- Records shown
-- begin --
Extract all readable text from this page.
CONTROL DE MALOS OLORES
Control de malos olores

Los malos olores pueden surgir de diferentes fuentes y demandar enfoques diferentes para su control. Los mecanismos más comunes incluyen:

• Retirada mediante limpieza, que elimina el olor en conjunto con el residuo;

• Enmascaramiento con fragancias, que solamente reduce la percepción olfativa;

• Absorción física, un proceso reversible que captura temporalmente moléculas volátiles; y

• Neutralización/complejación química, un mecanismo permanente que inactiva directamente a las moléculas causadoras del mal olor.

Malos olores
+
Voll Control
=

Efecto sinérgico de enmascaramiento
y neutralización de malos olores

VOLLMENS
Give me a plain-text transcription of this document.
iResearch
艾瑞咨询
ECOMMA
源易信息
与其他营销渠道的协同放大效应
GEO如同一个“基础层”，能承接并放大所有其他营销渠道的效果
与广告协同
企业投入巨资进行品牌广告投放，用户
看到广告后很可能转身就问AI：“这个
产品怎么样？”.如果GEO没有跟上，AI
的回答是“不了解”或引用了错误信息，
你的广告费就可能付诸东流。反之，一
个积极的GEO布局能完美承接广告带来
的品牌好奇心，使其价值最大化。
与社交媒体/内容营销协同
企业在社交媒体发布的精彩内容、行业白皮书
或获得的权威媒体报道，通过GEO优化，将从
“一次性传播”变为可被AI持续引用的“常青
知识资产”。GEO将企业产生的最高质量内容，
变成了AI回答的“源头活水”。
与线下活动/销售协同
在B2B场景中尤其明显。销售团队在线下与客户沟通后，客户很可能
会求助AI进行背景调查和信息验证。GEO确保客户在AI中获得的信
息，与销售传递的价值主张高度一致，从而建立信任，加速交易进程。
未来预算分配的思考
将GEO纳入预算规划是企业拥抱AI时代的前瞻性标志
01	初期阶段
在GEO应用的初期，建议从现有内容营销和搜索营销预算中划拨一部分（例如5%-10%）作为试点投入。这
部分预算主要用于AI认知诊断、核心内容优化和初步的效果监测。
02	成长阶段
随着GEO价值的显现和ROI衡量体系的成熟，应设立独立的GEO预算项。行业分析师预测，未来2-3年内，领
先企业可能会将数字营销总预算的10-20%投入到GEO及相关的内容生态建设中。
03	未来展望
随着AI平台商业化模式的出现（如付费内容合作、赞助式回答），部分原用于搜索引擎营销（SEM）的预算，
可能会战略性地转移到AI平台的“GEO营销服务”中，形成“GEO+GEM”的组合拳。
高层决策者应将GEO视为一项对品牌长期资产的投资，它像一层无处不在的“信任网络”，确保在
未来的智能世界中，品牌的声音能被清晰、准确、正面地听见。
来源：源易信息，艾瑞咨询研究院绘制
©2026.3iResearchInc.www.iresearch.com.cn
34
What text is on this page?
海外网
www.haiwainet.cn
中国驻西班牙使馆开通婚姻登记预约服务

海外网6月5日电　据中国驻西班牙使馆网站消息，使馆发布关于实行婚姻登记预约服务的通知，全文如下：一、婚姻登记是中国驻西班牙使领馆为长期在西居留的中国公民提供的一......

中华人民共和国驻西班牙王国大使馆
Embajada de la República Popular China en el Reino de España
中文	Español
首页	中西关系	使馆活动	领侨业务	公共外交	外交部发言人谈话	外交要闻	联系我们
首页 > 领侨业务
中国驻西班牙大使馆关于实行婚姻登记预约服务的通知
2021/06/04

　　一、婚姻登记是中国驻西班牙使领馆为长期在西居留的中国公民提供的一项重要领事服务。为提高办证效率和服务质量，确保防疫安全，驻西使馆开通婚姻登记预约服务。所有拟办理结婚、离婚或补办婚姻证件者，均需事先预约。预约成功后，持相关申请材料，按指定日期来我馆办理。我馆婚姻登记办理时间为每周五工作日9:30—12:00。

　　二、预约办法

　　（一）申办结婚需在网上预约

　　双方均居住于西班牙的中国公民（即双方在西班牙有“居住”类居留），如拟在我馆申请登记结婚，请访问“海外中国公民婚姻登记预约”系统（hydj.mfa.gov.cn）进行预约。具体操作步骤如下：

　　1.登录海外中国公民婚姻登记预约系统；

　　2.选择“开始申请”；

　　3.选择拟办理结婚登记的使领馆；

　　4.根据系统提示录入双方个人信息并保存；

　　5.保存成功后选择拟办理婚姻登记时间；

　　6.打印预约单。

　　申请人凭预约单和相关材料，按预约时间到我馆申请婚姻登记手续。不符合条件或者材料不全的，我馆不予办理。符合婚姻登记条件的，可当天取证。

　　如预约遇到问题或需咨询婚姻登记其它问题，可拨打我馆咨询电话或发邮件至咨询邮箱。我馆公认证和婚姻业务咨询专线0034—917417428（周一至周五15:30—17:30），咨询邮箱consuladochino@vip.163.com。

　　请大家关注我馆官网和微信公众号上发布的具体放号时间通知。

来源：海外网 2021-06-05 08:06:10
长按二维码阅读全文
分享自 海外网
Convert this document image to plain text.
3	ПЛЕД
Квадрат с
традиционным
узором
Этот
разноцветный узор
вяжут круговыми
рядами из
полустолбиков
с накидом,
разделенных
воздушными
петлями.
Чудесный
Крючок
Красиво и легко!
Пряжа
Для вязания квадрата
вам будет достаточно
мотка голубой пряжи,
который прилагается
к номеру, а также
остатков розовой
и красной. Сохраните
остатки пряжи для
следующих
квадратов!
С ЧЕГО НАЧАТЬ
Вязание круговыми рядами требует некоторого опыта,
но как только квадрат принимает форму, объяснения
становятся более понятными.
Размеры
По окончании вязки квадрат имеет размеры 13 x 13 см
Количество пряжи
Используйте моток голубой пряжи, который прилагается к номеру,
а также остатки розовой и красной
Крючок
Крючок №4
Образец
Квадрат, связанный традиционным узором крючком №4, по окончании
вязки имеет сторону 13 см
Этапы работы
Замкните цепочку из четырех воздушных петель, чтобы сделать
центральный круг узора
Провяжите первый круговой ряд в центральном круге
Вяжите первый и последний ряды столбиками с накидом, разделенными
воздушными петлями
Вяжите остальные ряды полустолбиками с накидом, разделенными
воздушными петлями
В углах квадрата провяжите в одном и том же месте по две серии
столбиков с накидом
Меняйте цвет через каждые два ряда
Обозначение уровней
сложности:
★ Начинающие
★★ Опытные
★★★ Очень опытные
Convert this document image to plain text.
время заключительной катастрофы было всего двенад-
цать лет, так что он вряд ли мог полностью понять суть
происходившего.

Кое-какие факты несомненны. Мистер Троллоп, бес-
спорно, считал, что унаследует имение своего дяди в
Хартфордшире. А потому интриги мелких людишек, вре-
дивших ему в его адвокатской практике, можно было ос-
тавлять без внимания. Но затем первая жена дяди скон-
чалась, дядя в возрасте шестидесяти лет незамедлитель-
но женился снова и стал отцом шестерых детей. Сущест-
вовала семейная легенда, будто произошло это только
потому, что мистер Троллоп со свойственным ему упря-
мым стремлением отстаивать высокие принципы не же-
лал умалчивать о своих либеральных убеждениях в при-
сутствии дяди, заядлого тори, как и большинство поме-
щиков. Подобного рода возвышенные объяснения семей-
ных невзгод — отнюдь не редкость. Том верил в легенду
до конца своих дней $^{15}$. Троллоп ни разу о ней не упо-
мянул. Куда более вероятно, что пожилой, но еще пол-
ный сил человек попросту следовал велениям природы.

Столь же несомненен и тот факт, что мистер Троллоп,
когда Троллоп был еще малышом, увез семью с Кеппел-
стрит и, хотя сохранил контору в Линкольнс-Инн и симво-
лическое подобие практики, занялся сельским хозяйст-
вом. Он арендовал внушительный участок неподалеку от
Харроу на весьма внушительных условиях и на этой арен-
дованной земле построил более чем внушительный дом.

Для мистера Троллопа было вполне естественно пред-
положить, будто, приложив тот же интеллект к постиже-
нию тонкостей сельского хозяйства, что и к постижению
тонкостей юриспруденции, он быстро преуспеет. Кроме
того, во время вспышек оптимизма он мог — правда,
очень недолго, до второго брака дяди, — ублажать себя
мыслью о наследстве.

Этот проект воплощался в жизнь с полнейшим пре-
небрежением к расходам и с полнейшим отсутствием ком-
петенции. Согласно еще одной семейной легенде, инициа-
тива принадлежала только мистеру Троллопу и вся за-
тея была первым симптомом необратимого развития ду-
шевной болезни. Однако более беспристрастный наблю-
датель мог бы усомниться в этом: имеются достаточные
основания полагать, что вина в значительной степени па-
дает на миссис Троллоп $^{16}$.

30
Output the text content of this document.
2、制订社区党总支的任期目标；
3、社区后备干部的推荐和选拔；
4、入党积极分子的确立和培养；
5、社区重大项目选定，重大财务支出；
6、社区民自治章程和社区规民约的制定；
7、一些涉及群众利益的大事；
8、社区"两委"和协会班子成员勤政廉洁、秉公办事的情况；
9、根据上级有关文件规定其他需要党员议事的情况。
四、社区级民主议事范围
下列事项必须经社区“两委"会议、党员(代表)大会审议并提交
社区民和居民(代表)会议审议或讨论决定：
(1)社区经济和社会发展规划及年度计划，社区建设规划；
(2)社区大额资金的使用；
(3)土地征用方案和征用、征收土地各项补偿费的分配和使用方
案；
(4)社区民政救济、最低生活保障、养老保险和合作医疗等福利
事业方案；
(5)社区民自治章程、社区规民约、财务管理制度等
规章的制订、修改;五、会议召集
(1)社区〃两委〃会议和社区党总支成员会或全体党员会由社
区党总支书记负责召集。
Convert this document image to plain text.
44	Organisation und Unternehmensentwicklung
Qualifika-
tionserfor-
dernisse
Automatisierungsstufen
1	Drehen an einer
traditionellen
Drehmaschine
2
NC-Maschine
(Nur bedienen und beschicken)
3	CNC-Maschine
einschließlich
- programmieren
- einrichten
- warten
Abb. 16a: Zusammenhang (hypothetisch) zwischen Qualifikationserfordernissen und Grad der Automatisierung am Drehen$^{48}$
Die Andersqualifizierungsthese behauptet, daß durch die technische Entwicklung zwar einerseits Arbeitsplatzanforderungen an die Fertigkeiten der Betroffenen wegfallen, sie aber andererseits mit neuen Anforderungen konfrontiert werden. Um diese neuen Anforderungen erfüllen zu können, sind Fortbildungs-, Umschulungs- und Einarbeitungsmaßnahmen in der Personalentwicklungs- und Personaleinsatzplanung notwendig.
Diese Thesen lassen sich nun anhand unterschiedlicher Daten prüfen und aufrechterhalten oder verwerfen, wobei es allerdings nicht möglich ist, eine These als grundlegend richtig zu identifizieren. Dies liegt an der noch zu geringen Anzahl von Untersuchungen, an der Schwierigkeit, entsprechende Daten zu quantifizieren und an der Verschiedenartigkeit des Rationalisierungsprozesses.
-- end --
Gather each line in these records that contains the string "первый".

- Correct output
Провяжите первый круговой ряд в центральном круге
Вяжите первый и последний ряды столбиками с накидом, разделенными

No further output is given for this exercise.